● **Written problem**:
Look through the material and copy each line holding "Extract".

[Dataset records]
━━━━━━━━━━━━━━━━━━━━━━━━━━━━━━

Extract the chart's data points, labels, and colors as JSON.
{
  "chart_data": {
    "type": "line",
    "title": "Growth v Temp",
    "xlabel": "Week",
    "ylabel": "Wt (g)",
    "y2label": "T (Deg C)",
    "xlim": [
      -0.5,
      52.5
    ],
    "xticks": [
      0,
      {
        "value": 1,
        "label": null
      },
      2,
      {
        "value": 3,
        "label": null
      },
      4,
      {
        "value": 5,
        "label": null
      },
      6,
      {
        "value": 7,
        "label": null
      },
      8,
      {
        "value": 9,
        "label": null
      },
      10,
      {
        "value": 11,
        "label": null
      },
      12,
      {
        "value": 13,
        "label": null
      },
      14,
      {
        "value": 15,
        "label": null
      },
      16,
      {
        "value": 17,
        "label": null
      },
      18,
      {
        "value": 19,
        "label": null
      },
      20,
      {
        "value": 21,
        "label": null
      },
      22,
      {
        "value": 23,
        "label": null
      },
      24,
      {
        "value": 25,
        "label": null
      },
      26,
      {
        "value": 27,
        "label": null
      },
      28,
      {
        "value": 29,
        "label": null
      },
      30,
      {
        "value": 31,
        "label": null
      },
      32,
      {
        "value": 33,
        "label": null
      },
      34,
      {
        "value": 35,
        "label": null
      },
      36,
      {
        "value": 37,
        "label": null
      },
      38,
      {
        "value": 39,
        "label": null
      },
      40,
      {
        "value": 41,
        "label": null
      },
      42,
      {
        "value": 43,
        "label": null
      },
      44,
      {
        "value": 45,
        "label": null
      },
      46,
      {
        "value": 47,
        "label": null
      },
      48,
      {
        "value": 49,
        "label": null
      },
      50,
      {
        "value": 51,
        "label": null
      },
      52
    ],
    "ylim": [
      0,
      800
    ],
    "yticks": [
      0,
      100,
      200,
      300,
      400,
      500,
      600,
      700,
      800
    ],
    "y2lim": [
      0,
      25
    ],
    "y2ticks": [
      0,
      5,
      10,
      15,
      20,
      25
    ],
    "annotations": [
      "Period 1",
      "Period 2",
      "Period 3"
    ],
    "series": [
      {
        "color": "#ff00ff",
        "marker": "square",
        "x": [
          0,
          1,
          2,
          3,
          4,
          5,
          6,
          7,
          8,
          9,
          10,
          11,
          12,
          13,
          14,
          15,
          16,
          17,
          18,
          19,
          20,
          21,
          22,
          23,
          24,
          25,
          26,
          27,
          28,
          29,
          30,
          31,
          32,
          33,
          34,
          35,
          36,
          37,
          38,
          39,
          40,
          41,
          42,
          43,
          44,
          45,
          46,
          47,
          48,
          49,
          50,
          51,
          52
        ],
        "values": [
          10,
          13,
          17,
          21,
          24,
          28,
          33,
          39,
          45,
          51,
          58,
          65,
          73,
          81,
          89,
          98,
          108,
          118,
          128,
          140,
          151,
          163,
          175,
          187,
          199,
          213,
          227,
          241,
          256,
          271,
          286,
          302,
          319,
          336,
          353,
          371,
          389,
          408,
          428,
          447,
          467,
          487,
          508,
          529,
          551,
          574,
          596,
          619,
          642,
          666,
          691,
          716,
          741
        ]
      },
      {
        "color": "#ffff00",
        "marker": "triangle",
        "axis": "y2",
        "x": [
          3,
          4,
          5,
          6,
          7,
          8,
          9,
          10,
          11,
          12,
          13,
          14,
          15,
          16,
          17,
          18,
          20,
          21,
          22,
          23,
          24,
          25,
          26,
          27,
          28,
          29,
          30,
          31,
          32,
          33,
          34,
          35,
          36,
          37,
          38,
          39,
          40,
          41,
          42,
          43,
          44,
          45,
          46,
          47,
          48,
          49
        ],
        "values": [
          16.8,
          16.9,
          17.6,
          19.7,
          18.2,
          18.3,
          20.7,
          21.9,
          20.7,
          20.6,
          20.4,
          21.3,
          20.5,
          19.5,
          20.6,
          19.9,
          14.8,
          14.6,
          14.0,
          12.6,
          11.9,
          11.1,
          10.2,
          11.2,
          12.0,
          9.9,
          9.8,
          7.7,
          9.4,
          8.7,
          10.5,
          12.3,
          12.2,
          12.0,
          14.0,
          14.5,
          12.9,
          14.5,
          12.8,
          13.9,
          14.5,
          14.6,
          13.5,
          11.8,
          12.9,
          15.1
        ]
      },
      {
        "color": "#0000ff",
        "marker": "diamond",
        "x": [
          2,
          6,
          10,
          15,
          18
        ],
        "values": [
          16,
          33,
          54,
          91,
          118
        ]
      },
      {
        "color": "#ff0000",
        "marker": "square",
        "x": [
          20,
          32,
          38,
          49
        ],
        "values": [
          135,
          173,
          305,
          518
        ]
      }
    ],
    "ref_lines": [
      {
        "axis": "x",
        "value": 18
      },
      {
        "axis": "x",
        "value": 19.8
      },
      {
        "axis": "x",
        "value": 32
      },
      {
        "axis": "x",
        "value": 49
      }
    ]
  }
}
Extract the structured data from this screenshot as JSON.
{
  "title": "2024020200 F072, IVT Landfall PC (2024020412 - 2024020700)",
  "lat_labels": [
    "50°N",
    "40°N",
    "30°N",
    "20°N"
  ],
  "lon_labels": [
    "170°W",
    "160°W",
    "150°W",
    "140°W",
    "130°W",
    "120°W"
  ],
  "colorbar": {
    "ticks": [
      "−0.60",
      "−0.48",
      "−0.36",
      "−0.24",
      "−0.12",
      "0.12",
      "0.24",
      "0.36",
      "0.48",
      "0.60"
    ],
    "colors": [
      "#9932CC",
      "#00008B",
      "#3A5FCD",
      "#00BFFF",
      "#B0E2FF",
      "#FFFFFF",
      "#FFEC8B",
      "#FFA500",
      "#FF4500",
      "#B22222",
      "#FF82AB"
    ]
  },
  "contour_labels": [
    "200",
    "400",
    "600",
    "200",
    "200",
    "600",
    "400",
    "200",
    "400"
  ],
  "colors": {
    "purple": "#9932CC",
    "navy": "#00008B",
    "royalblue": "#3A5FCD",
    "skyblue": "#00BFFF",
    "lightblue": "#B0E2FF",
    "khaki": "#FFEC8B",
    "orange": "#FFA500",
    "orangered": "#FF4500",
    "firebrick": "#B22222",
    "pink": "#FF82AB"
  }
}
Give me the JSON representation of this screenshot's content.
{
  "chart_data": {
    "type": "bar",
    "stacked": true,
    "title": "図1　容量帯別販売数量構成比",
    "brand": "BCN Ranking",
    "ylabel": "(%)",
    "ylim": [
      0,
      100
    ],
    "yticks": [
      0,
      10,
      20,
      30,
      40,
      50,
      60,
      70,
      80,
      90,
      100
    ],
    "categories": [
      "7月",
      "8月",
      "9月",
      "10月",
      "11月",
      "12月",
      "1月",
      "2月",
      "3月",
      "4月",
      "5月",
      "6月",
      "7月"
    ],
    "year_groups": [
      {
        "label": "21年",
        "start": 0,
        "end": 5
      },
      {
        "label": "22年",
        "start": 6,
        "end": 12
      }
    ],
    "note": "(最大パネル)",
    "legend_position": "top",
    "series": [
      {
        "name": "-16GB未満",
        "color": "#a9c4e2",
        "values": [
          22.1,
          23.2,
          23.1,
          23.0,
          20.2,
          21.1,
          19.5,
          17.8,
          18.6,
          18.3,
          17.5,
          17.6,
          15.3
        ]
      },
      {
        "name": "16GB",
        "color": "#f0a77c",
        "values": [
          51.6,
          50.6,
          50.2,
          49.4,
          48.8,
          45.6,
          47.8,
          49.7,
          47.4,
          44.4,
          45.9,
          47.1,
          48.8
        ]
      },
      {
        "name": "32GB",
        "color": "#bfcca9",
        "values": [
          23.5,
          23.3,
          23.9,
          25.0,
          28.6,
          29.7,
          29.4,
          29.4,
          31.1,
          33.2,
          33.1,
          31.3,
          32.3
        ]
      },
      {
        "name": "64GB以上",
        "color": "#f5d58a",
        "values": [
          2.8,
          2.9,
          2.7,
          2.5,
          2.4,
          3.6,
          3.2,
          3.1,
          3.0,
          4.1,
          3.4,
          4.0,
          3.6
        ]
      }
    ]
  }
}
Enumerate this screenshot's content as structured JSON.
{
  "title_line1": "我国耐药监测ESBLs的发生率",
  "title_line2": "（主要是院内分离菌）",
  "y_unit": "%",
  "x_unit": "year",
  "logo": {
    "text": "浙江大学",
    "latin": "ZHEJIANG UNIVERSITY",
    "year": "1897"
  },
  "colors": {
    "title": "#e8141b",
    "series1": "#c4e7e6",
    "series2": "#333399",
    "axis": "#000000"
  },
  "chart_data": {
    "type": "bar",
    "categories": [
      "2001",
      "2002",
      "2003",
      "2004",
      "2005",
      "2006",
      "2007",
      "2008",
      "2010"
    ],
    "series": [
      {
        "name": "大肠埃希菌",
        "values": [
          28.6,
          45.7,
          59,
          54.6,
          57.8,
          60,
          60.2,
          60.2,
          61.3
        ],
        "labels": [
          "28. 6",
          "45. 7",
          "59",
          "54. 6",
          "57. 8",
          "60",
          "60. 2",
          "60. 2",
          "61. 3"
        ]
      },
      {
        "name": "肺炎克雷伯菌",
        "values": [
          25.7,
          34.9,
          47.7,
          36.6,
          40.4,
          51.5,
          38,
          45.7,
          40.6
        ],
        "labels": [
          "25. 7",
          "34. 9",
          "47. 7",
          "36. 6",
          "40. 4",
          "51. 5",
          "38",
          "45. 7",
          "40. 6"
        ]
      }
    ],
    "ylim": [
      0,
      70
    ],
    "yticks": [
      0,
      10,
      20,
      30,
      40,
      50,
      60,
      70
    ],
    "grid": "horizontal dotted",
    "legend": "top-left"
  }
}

━━━━━━━━━━━━━━━━━━━━━━━━━━━━━━

● **Response to the exercise**:
Extract the chart's data points, labels, and colors as JSON.
Extract the structured data from this screenshot as JSON.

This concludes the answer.